1. Introduction
Traumatic or iatrogenic lesions of peripheral nerves are a rather common pathology. Although the nerves of the lower extremity are less frequently affected, the peroneal nerve is most frequently afflicted resulting in foot drop [
1]. The regenerative ability of the peroneal nerve due to its anatomical features and vascularization is often related to inferior outcomes [
2,
3]. Despite the low incidence of peroneal nerve lesions, a persistent loss of function can result in immobility, pain, and lower quality of life with additional socioeconomic impacts [
4,
5].
The goal of this study is to analyze the early functional outcome of patients after surgical treatment of traumatic peroneal nerve injury as well as to evaluate the effect of possible risk factors associated with worse clinical outcomes, such as different states of obesity or cardio-vascular risk factors like smoking, elevated blood pressure, and diabetes. Factors relating to the pathogenesis and surgical treatment were also evaluated. The intention of gathering these data is to improve the decision-making process regarding which patients to administer nerve reconstruction surgery and in which cases a conservative or primarily plastic surgical approach is expedient.
2. Materials and Methods
We performed a retrospective, monocenter study including all patients who underwent surgical treatment after peroneal nerve injury between 2010 and 2020 at our department. The study was approved by the Ethical Review Committee at the University of Ulm, Germany (400/21).

→ **GIVEN INFORMATION**:
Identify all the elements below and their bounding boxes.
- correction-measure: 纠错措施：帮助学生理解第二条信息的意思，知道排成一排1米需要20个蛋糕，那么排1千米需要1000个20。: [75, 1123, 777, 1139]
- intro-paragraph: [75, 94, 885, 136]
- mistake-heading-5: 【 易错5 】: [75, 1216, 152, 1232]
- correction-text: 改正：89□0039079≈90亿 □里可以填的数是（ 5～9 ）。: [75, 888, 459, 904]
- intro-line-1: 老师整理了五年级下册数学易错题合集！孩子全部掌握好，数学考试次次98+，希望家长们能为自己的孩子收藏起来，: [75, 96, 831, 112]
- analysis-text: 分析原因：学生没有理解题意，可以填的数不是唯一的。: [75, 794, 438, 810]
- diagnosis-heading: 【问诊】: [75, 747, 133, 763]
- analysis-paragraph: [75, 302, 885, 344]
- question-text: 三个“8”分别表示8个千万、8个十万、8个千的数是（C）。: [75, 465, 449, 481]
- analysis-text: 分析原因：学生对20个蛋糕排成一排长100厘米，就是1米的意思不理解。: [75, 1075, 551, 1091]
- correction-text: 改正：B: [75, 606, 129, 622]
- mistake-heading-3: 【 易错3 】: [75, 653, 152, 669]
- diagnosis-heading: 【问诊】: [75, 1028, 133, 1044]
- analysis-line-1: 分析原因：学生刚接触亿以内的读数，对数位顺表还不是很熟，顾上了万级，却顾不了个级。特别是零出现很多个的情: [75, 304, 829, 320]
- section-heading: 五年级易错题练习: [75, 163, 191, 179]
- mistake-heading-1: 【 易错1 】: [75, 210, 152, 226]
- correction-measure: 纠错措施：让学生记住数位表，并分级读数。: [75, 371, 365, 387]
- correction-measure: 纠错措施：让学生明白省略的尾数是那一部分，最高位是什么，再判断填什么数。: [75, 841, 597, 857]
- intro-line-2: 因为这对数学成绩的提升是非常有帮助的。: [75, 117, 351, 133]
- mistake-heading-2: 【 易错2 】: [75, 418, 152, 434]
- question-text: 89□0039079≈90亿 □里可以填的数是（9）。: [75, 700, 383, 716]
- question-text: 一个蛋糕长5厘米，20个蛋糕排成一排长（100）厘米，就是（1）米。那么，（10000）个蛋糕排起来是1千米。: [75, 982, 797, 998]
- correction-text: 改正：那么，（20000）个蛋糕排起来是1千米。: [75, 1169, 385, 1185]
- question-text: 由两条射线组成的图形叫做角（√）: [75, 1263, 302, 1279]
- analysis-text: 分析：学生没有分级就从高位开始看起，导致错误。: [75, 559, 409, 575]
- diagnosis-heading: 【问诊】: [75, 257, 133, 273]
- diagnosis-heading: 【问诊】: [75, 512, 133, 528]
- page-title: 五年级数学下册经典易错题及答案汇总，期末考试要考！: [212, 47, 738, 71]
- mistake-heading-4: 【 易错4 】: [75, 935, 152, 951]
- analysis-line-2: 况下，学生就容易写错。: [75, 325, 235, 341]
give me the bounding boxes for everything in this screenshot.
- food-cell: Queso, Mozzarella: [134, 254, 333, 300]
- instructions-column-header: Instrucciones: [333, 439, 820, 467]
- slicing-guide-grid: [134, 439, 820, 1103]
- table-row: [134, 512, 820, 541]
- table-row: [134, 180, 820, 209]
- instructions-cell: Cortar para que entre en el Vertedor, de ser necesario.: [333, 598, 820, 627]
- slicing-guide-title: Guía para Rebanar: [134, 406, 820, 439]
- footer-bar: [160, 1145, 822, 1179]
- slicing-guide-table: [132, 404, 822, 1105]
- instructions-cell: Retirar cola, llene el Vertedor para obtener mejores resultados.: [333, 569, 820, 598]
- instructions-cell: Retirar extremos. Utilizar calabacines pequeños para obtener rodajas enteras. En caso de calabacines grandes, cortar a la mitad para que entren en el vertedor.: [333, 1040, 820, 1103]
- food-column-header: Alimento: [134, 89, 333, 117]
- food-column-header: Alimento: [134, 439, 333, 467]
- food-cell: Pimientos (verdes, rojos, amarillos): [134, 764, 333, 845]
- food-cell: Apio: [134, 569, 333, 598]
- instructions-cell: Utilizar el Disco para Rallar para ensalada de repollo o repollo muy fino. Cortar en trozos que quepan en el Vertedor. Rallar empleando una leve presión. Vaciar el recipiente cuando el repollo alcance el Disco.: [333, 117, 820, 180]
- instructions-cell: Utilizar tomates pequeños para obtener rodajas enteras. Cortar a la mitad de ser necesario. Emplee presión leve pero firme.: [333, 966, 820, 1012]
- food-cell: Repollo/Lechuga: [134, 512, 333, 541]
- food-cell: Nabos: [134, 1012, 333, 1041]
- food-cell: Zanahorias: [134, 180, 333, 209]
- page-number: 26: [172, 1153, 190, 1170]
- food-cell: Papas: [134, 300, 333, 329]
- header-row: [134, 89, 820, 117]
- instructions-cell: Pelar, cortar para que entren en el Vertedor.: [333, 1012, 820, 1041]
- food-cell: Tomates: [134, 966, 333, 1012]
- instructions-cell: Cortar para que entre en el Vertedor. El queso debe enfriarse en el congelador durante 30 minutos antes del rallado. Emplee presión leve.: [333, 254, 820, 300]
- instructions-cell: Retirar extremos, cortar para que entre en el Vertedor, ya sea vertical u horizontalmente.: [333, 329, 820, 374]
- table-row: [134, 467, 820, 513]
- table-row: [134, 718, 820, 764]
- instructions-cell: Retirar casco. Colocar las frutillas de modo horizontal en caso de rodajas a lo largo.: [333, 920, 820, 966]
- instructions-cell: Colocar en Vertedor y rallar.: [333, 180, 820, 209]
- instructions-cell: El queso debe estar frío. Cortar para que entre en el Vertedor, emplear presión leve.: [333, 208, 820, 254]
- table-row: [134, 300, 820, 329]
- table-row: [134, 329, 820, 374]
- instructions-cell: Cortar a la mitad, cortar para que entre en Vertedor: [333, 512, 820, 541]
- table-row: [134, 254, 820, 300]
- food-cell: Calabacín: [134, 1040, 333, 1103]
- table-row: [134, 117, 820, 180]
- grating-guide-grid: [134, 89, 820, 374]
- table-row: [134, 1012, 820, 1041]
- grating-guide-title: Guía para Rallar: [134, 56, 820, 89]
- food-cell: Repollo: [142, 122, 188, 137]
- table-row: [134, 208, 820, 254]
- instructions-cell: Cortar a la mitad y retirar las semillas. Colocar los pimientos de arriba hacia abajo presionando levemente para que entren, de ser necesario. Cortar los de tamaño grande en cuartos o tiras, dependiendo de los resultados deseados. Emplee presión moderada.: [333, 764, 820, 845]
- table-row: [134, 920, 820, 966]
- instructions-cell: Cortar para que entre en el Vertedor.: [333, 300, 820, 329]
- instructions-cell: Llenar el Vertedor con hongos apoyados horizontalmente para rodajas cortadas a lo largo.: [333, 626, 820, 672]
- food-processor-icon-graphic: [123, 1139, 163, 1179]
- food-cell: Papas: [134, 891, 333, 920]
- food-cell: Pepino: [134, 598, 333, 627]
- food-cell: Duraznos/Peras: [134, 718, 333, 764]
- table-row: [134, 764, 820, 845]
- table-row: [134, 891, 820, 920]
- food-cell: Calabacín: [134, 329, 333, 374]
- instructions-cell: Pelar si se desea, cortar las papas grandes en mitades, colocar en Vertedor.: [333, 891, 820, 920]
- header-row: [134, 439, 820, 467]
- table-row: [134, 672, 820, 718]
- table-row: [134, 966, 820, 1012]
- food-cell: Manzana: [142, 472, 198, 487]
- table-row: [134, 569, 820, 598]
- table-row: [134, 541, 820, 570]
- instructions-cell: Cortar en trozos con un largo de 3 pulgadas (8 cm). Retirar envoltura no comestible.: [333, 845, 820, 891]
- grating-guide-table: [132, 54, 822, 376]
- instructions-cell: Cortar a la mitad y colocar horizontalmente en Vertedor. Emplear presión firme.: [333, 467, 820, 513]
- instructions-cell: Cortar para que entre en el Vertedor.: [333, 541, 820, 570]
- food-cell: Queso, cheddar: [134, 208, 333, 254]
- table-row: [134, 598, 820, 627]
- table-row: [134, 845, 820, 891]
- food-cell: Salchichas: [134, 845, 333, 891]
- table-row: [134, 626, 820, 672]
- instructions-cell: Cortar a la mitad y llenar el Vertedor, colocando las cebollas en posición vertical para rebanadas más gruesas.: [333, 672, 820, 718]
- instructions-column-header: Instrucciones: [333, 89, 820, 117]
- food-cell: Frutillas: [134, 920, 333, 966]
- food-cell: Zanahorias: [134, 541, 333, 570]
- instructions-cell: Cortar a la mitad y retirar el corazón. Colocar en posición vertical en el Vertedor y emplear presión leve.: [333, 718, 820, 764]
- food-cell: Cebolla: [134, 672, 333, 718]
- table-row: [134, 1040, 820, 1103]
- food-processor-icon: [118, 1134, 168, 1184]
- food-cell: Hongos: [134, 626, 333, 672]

→ **WORK INSTRUCTIONS**:
1. In the passage on surgical treatment of peroneal nerve injury, between which years did the included patients undergo surgery?
2. Continue the passage on surgical treatment of peroneal nerve injury, picking up after its final sentence.

→ **EXERCISE RESULTS**:
1. Between 2010 and 2020.

2.
2.1. Patient Data
Clinical data were reviewed retrospectively. General characteristics and trauma genesis were noted. A total of 93 patients were examined clinically pre- and post-surgery. After surgery, the follow-up intervals were set up to 6 months, 1 year, and more than 1 year after surgery. To determine the motor function deficit, the grading system of the Medical Research Council (MRC) was used, dividing the muscle strength into grades from 0 to 5 [
6]. All muscles innervated by the peroneal nerve were examined, with the extensor hallucis longus muscle (EHL), extensor digitorum communis muscle (EDC), peroneus longus muscle (PM), and anterior tibial muscle (ATM) serving as the main muscles to determine a foot-drop syndrome and hereby functional limitation. The main point of interest was the difference in the post-operative MRC grades in relation to the pre-operative grading. Additionally, sensory deficits, pain dichotomized as present or not present, were gathered. The type of surgery and length of the nerve lesion according to the findings in intraoperative ultrasound were evaluated. In the case of nerve reconstruction, the length and the donor nerves, as well as the number of nerve grafts, were evaluated. Furthermore, the body mass index, arterial hypertension, age, diabetes mellitus, history of smoking, and sex were considered as potential risk factors.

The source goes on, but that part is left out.